**Work to complete**: Please continue the biographical entry on Ann Lee, founder of the Shakers, starting right after its last sentence.

**Source excerpt**:

==*==

Lee, Ann (1736–1784)
Lee, Ann (1736–1784)
British-born religious figure and founder of the United Society of Believers in Christ's Second Appearing, commonly known as the Shakers, who is believed by her followers to be the second, and female, incarnation of Christ. Name variations: Ann Lees; Mother Ann Lee; Ann Lee Standerin; Ann Stanley. Born Ann Lees on February 29, 1736, in Manchester, England; died near Watervliet, New York, at the Shaker colony of Niskeyuna on September 8, 1784 (The Albany Gazette's obituary mistakenly reports her death as having occurred on September 7); daughter of John Lees (a blacksmith and tailor) and Ann (Beswick) Lees; married Abraham Standerin (later called Stanley), on January 5, 1761; children: Elizabeth (d. 1766), and three who died in childbirth or infancy.
Began attending revival meetings led by Quakers Jane and James Wardley (1758); had revelation that she was the second coming of Christ (1770); sailed for the New World (1774); helped establish the first Shaker colony at Niskeyuna, New York (1776); took missionary tour through New England (1781–83).
In the United States, the history of women and the history of religion are intrinsically intertwined. This distinctive connection influenced many issues ranging from definitions of women and their social roles within society, to the very events and social values that not only shaped their lives but also had an impact on the lives of all Americans. During the greater part of American history, church participation was one of the few public opportunities available and accessible to women. As Arabella Stuart Wilson notes, religious work gave women "a sphere of activity, usefulness, and distinction, not, under present constitution of society, to be found elsewhere." For this reason, among others, women largely outnumbered men as converts in the great awakenings, and it was predominantly women who remained active in religion and who continued to be involved in religious movements. Consequently, American history is filled with women, like Ann Lee, who made remarkable religious, social, and political contributions and who shaped and formulated the religious experience of America.

==*==

**Provided data**:
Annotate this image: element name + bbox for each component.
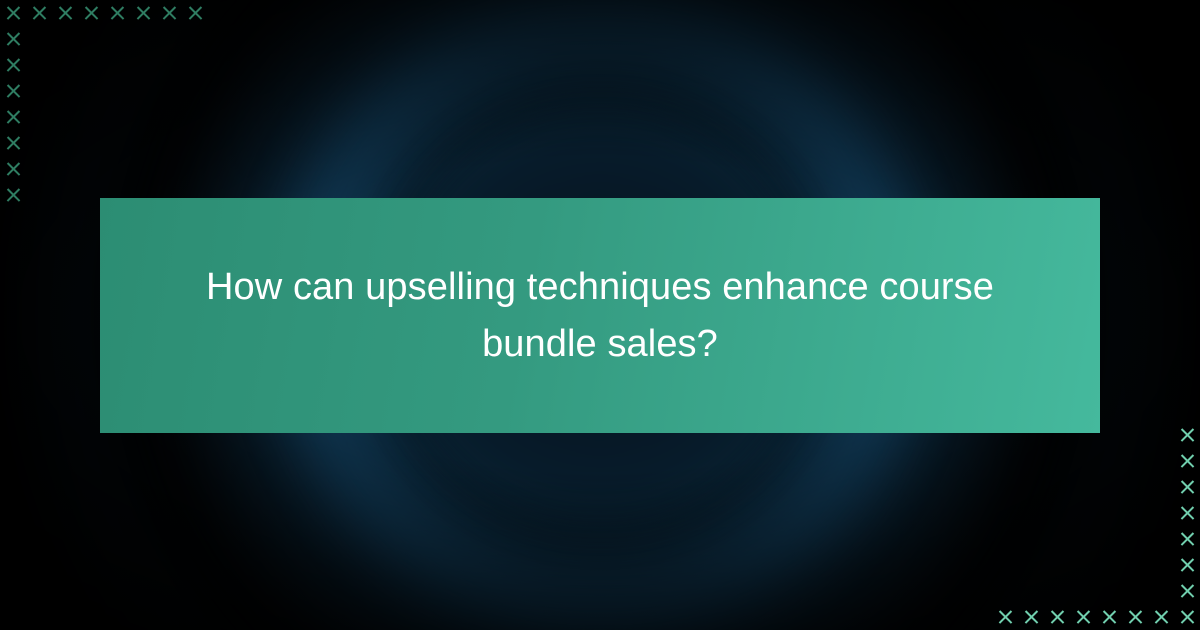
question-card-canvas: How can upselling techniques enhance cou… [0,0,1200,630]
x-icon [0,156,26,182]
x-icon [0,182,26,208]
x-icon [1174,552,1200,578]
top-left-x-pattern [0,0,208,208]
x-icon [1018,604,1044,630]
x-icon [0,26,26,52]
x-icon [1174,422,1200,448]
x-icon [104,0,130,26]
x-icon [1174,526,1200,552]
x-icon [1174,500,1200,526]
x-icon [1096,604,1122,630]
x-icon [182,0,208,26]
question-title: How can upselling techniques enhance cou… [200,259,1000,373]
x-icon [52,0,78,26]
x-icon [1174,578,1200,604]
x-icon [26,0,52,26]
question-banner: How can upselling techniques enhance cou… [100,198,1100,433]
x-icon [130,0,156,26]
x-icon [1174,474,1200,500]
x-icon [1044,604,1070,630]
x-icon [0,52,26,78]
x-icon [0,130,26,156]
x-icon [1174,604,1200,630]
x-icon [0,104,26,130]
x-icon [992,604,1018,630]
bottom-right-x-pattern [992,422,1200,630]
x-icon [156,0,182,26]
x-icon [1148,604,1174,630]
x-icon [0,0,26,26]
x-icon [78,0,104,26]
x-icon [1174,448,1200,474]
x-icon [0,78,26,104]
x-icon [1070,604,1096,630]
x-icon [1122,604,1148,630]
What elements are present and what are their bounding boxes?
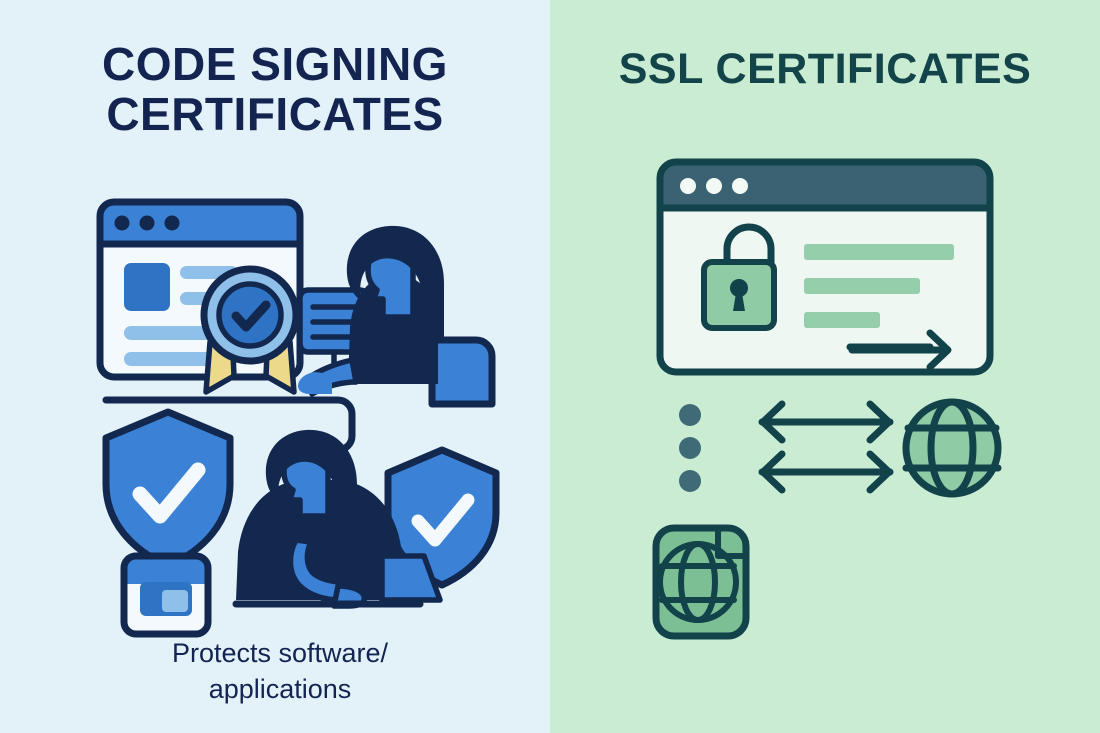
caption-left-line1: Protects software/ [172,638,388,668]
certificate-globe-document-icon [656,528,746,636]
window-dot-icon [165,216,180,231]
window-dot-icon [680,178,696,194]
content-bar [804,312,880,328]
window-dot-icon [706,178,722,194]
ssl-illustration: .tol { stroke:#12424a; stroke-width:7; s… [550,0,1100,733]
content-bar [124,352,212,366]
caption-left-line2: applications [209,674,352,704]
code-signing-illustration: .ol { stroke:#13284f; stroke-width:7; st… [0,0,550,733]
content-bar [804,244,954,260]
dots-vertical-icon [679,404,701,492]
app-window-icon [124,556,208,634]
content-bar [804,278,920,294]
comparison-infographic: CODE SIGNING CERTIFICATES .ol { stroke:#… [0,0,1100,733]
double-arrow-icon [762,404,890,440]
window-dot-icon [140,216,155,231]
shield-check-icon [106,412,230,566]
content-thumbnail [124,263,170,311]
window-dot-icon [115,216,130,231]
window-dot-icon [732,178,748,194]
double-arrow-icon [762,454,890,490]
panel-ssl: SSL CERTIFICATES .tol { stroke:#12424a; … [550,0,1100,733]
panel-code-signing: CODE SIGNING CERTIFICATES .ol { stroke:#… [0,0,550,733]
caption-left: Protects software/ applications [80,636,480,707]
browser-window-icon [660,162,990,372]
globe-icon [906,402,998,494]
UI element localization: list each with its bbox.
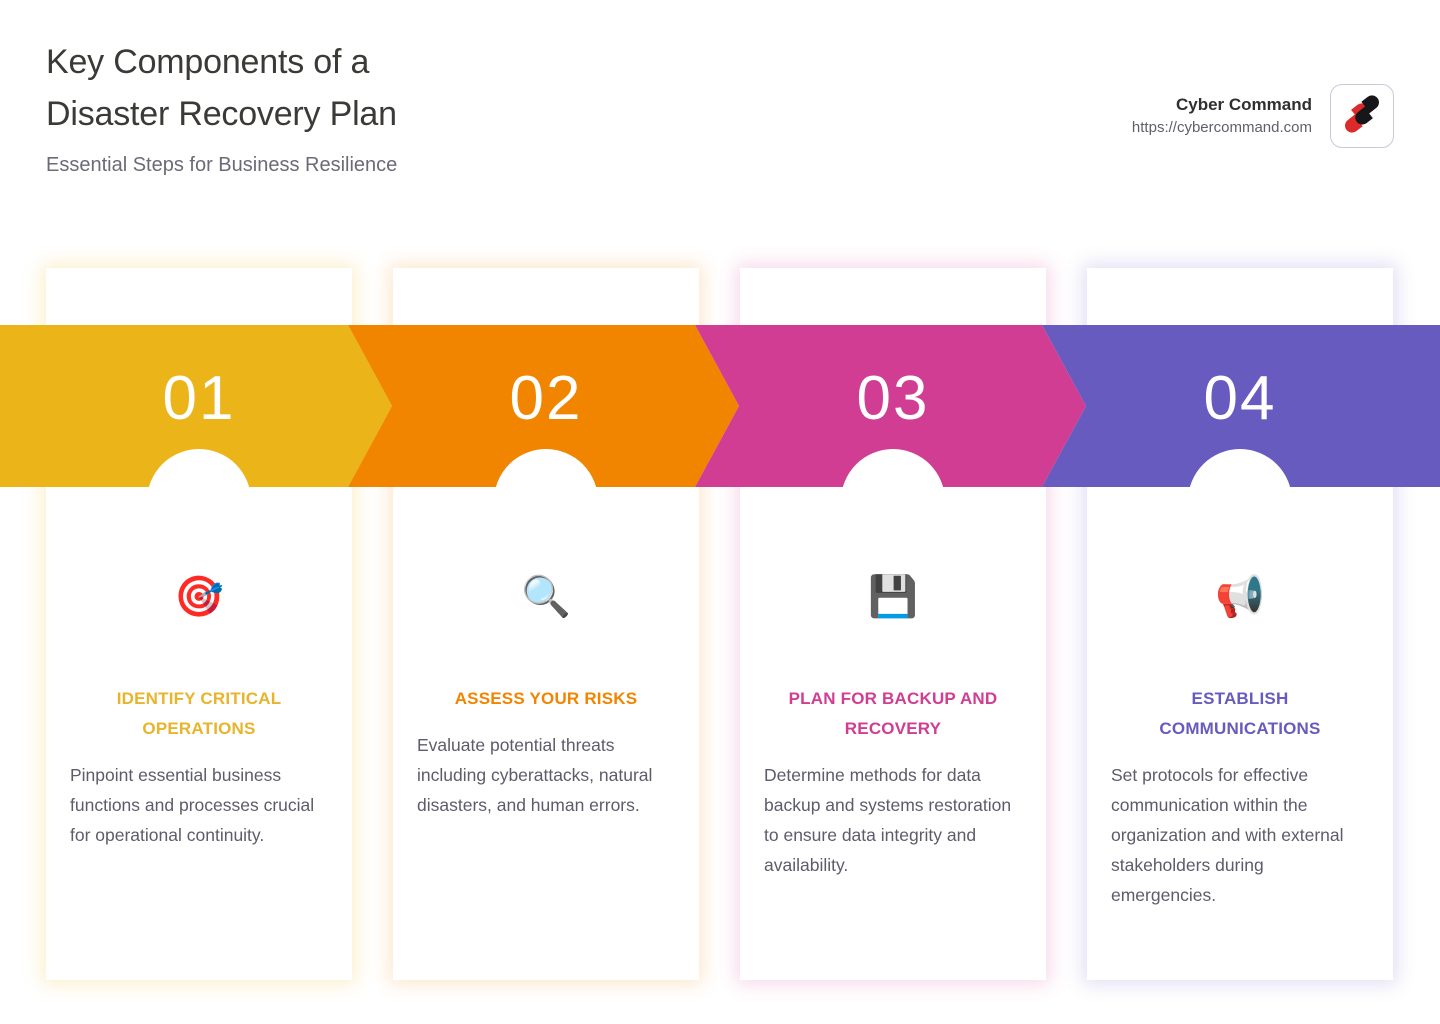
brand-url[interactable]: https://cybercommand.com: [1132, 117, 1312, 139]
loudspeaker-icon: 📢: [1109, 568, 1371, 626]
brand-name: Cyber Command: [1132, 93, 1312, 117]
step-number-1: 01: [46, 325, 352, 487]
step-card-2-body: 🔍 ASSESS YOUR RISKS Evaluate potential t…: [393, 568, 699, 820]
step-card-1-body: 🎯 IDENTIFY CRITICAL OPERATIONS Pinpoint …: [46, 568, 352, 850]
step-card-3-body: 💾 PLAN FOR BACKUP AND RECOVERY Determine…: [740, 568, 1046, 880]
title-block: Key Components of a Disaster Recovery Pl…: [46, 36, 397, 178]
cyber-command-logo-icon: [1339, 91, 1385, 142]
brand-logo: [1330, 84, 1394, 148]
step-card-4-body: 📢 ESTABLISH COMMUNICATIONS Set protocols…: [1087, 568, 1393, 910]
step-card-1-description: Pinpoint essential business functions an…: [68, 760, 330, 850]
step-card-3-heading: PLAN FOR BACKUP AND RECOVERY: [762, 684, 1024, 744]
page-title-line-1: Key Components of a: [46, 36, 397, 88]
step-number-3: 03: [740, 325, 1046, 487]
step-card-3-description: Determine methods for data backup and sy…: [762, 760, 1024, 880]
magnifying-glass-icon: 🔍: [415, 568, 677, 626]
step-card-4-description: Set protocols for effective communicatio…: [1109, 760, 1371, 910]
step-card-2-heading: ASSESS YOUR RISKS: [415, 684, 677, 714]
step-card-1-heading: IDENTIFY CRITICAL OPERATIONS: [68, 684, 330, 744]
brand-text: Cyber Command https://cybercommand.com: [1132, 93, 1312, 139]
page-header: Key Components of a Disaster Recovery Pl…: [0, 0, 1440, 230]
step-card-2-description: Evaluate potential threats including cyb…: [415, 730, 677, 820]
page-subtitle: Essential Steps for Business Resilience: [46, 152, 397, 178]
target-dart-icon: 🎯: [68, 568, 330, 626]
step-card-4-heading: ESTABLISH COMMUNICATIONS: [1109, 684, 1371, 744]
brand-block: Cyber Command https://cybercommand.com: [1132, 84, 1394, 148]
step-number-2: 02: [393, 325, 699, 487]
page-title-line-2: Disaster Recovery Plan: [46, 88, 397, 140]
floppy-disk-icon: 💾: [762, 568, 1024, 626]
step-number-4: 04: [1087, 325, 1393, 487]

==*==

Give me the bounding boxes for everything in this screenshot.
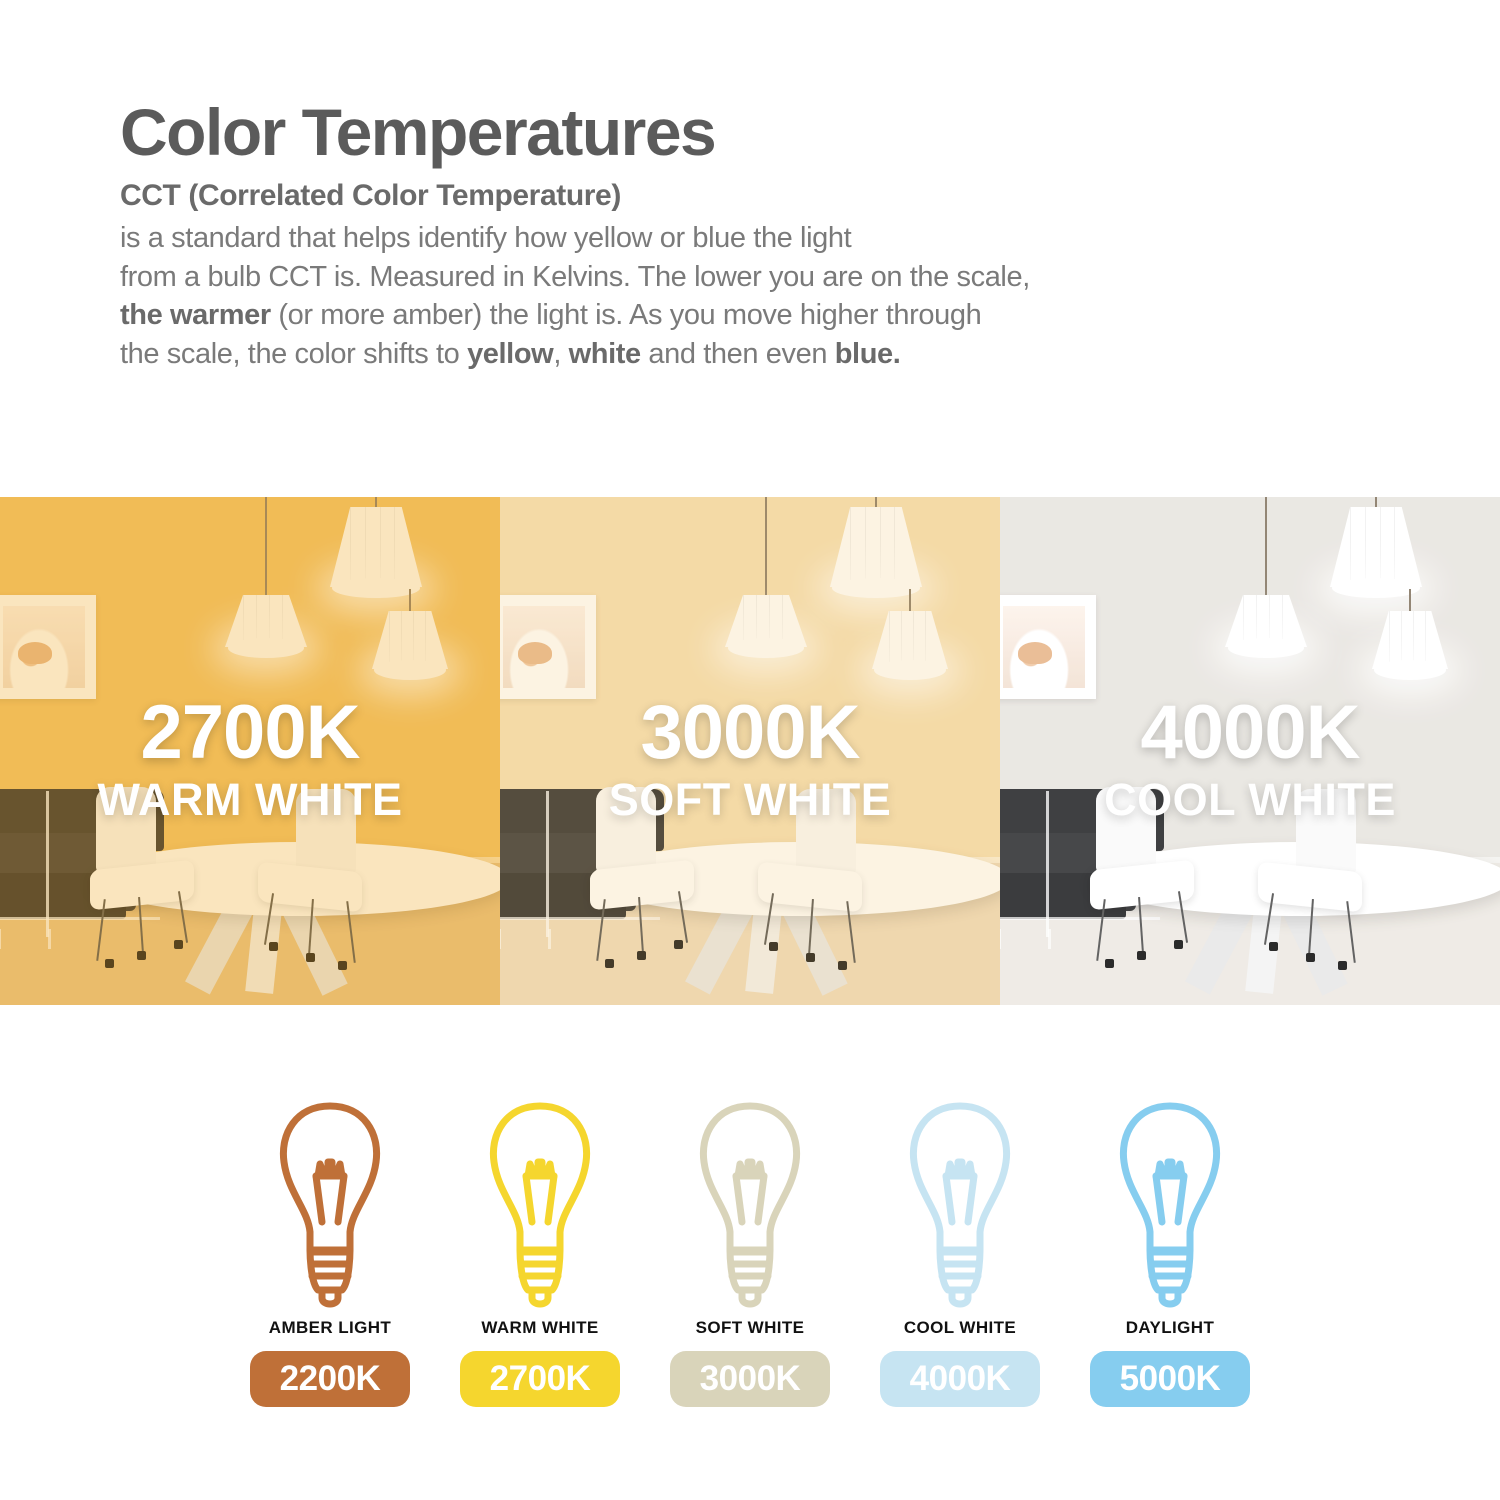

==*==

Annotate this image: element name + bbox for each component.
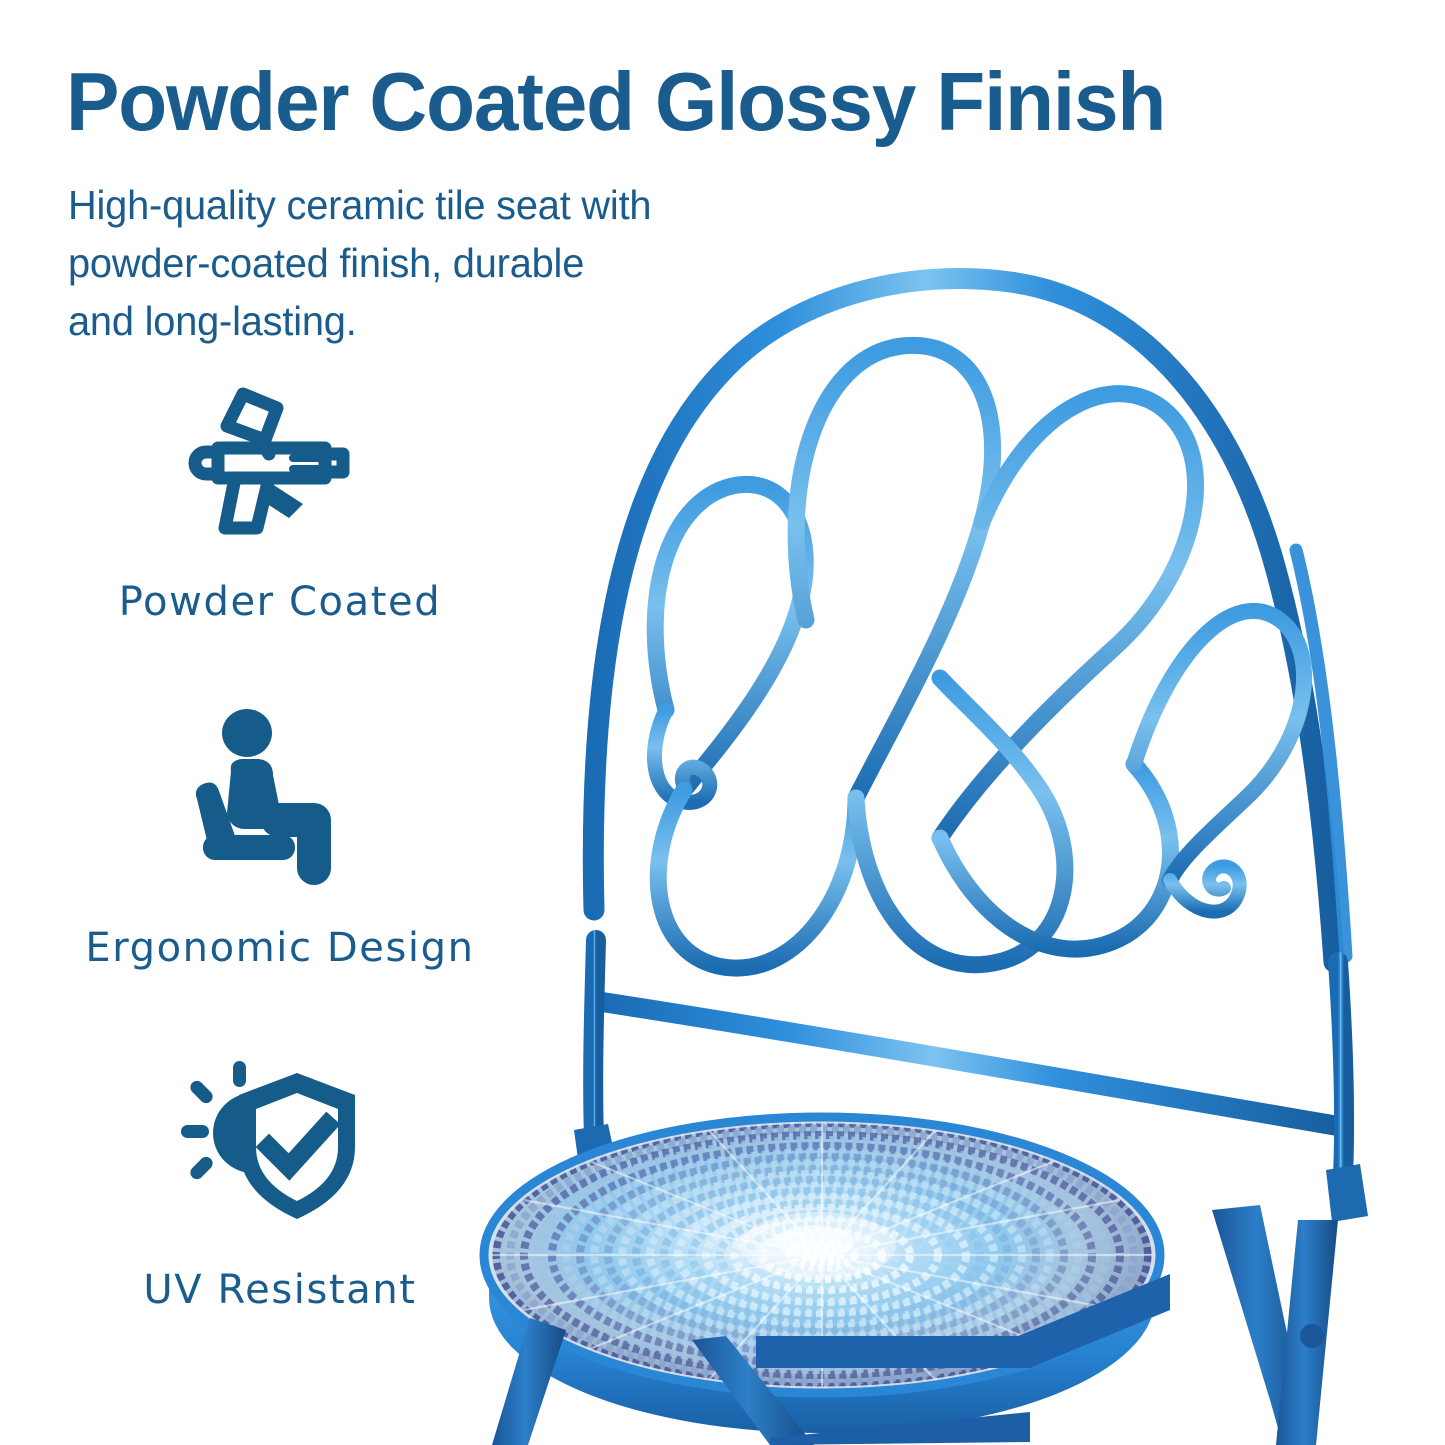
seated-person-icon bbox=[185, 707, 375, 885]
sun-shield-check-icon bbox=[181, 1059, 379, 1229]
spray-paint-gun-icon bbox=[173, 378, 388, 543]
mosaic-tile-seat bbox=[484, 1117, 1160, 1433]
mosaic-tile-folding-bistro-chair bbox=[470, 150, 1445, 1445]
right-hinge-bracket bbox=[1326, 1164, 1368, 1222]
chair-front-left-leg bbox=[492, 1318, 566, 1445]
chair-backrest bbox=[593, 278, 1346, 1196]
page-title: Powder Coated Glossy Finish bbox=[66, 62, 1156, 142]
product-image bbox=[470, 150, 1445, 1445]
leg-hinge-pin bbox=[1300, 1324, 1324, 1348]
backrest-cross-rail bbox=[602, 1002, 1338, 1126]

==*==

**Response below**:
Ann Lee was born Ann Lees in Manchester, England, on February 29, 1736, the second of John Lees and Ann Beswick Lees ' eight children. John was a blacksmith who worked at night as a tailor to support his family. Of Ann Beswick Lees almost nothing is known, although Shaker tradition maintains that she was "counted a strictly religious, and very pious woman." John, a later convert to his daughter's movement, was likewise regarded "though poor, [as] respectable in character, moral in principle, honest and punctual in his dealings, and industrious in business." Ann, like the majority of children of her class and time, received no formal schooling (she would, in fact, remain illiterate her entire life) and went to work at the burgeoning textile mills at age eight. Like her contemporaries, Lee worked twelve hours a day, six days a week, moving about in various textile jobs, from spinner, to cutter, to dyer. At age 20, she gained a much less dangerous and physically damaging job as a cook in the Manchester Infirmary, which was also the local insane asylum. Her early childhood and young adulthood were made more difficult by the added responsibilities of raising her siblings and keeping house for her family following the early death of her mother.
At the time of Lee's birth, Manchester possessed the highly charged atmosphere of the Evangelical Revival that swept England in the 1740s and 1750s. Such famous preachers as George Whitefield, and John and Charles Wesley of the Methodist movement, as well as many other sectarians ministers, visited and held revivals in Manchester. While each individual and each sectarian movement carried a slightly different message of God and salvation, all preached of the necessity of experiencing a "new birth" in the holy spirit and a moving personal experience with religion in order to gain salvation and a oneness with God. It was this context of Evangelicalism and revival that cultivated and nurtured Lee's growing distance from her family's Anglican Church and the development of her own highly personal religious beliefs and message.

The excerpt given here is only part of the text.